DIRECTIVE: Would you copy out the whole listing exactly as given?

--- start of LISTING ---

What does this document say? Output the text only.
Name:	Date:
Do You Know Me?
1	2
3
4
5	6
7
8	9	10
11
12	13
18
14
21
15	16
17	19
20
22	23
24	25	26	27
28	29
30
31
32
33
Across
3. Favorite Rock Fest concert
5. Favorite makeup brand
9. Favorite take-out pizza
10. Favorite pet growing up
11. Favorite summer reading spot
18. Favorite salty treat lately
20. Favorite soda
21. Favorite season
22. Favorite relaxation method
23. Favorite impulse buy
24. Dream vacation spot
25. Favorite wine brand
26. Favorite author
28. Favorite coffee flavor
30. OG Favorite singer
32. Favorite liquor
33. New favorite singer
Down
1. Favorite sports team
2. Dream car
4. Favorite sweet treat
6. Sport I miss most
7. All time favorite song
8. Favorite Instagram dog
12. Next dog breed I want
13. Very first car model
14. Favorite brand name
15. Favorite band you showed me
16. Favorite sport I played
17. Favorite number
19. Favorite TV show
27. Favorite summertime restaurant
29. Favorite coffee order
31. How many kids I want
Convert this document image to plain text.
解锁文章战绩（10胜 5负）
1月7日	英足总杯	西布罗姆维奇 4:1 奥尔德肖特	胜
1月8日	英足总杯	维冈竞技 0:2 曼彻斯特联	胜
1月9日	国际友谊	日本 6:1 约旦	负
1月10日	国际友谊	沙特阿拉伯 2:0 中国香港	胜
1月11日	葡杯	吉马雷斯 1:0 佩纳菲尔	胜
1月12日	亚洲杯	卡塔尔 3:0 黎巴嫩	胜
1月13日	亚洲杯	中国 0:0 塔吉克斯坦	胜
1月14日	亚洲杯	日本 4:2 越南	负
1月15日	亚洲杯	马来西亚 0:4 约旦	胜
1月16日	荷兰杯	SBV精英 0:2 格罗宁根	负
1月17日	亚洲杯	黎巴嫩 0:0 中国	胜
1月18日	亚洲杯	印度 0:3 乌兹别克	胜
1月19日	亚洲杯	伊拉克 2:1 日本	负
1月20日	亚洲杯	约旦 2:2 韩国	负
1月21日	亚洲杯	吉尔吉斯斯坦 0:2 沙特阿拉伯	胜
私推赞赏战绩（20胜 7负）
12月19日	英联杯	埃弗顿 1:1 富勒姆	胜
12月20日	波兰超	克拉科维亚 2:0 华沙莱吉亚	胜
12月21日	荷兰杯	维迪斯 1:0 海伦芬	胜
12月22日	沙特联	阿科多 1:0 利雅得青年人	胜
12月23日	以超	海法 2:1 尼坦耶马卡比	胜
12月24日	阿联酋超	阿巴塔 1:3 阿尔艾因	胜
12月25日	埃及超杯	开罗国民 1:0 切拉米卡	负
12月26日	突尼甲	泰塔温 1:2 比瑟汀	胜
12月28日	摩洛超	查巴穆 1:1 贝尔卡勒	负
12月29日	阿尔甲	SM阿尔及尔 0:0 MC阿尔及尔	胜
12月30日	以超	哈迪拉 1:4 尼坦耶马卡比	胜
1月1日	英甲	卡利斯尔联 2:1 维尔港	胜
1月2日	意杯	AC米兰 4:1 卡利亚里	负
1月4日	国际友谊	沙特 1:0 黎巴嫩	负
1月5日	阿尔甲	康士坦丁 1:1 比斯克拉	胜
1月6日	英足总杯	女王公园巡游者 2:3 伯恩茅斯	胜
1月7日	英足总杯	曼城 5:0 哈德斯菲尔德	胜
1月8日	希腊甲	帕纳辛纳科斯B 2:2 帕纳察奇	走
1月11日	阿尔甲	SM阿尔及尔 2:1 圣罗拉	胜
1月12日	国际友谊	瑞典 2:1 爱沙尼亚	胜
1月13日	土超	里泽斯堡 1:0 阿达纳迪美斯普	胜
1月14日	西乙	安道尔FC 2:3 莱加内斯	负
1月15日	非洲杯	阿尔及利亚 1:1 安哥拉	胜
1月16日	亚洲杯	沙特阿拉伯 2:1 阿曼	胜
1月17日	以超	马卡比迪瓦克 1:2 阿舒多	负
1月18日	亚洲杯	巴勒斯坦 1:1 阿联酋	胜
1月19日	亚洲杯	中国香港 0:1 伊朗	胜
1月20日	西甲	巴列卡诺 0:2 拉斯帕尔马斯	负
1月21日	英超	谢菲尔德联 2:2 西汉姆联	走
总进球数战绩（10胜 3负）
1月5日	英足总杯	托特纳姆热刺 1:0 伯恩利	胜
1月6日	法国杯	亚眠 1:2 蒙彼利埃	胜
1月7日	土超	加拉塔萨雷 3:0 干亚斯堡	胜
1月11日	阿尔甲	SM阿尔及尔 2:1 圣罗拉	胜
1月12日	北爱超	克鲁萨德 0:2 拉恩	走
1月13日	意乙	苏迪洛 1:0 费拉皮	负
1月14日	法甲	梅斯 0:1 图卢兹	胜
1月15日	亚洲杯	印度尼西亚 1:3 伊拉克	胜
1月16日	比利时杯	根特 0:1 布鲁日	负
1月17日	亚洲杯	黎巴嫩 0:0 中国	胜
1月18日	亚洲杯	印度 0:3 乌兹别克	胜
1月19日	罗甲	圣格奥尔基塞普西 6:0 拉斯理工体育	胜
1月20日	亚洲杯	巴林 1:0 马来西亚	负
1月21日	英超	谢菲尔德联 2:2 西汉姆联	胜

--- end of LISTING ---

RESULT:
What does this document say? Output the text only.
Name:	Date:
Do You Know Me?
1	2
3
4
5	6
7
8	9	10
11
12	13
18
14
21
15	16
17	19
20
22	23
24	25	26	27
28	29
30
31
32
33
Across
3. Favorite Rock Fest concert
5. Favorite makeup brand
9. Favorite take-out pizza
10. Favorite pet growing up
11. Favorite summer reading spot
18. Favorite salty treat lately
20. Favorite soda
21. Favorite season
22. Favorite relaxation method
23. Favorite impulse buy
24. Dream vacation spot
25. Favorite wine brand
26. Favorite author
28. Favorite coffee flavor
30. OG Favorite singer
32. Favorite liquor
33. New favorite singer
Down
1. Favorite sports team
2. Dream car
4. Favorite sweet treat
6. Sport I miss most
7. All time favorite song
8. Favorite Instagram dog
12. Next dog breed I want
13. Very first car model
14. Favorite brand name
15. Favorite band you showed me
16. Favorite sport I played
17. Favorite number
19. Favorite TV show
27. Favorite summertime restaurant
29. Favorite coffee order
31. How many kids I want
Convert this document image to plain text.
解锁文章战绩（10胜 5负）
1月7日	英足总杯	西布罗姆维奇 4:1 奥尔德肖特	胜
1月8日	英足总杯	维冈竞技 0:2 曼彻斯特联	胜
1月9日	国际友谊	日本 6:1 约旦	负
1月10日	国际友谊	沙特阿拉伯 2:0 中国香港	胜
1月11日	葡杯	吉马雷斯 1:0 佩纳菲尔	胜
1月12日	亚洲杯	卡塔尔 3:0 黎巴嫩	胜
1月13日	亚洲杯	中国 0:0 塔吉克斯坦	胜
1月14日	亚洲杯	日本 4:2 越南	负
1月15日	亚洲杯	马来西亚 0:4 约旦	胜
1月16日	荷兰杯	SBV精英 0:2 格罗宁根	负
1月17日	亚洲杯	黎巴嫩 0:0 中国	胜
1月18日	亚洲杯	印度 0:3 乌兹别克	胜
1月19日	亚洲杯	伊拉克 2:1 日本	负
1月20日	亚洲杯	约旦 2:2 韩国	负
1月21日	亚洲杯	吉尔吉斯斯坦 0:2 沙特阿拉伯	胜
私推赞赏战绩（20胜 7负）
12月19日	英联杯	埃弗顿 1:1 富勒姆	胜
12月20日	波兰超	克拉科维亚 2:0 华沙莱吉亚	胜
12月21日	荷兰杯	维迪斯 1:0 海伦芬	胜
12月22日	沙特联	阿科多 1:0 利雅得青年人	胜
12月23日	以超	海法 2:1 尼坦耶马卡比	胜
12月24日	阿联酋超	阿巴塔 1:3 阿尔艾因	胜
12月25日	埃及超杯	开罗国民 1:0 切拉米卡	负
12月26日	突尼甲	泰塔温 1:2 比瑟汀	胜
12月28日	摩洛超	查巴穆 1:1 贝尔卡勒	负
12月29日	阿尔甲	SM阿尔及尔 0:0 MC阿尔及尔	胜
12月30日	以超	哈迪拉 1:4 尼坦耶马卡比	胜
1月1日	英甲	卡利斯尔联 2:1 维尔港	胜
1月2日	意杯	AC米兰 4:1 卡利亚里	负
1月4日	国际友谊	沙特 1:0 黎巴嫩	负
1月5日	阿尔甲	康士坦丁 1:1 比斯克拉	胜
1月6日	英足总杯	女王公园巡游者 2:3 伯恩茅斯	胜
1月7日	英足总杯	曼城 5:0 哈德斯菲尔德	胜
1月8日	希腊甲	帕纳辛纳科斯B 2:2 帕纳察奇	走
1月11日	阿尔甲	SM阿尔及尔 2:1 圣罗拉	胜
1月12日	国际友谊	瑞典 2:1 爱沙尼亚	胜
1月13日	土超	里泽斯堡 1:0 阿达纳迪美斯普	胜
1月14日	西乙	安道尔FC 2:3 莱加内斯	负
1月15日	非洲杯	阿尔及利亚 1:1 安哥拉	胜
1月16日	亚洲杯	沙特阿拉伯 2:1 阿曼	胜
1月17日	以超	马卡比迪瓦克 1:2 阿舒多	负
1月18日	亚洲杯	巴勒斯坦 1:1 阿联酋	胜
1月19日	亚洲杯	中国香港 0:1 伊朗	胜
1月20日	西甲	巴列卡诺 0:2 拉斯帕尔马斯	负
1月21日	英超	谢菲尔德联 2:2 西汉姆联	走
总进球数战绩（10胜 3负）
1月5日	英足总杯	托特纳姆热刺 1:0 伯恩利	胜
1月6日	法国杯	亚眠 1:2 蒙彼利埃	胜
1月7日	土超	加拉塔萨雷 3:0 干亚斯堡	胜
1月11日	阿尔甲	SM阿尔及尔 2:1 圣罗拉	胜
1月12日	北爱超	克鲁萨德 0:2 拉恩	走
1月13日	意乙	苏迪洛 1:0 费拉皮	负
1月14日	法甲	梅斯 0:1 图卢兹	胜
1月15日	亚洲杯	印度尼西亚 1:3 伊拉克	胜
1月16日	比利时杯	根特 0:1 布鲁日	负
1月17日	亚洲杯	黎巴嫩 0:0 中国	胜
1月18日	亚洲杯	印度 0:3 乌兹别克	胜
1月19日	罗甲	圣格奥尔基塞普西 6:0 拉斯理工体育	胜
1月20日	亚洲杯	巴林 1:0 马来西亚	负
1月21日	英超	谢菲尔德联 2:2 西汉姆联	胜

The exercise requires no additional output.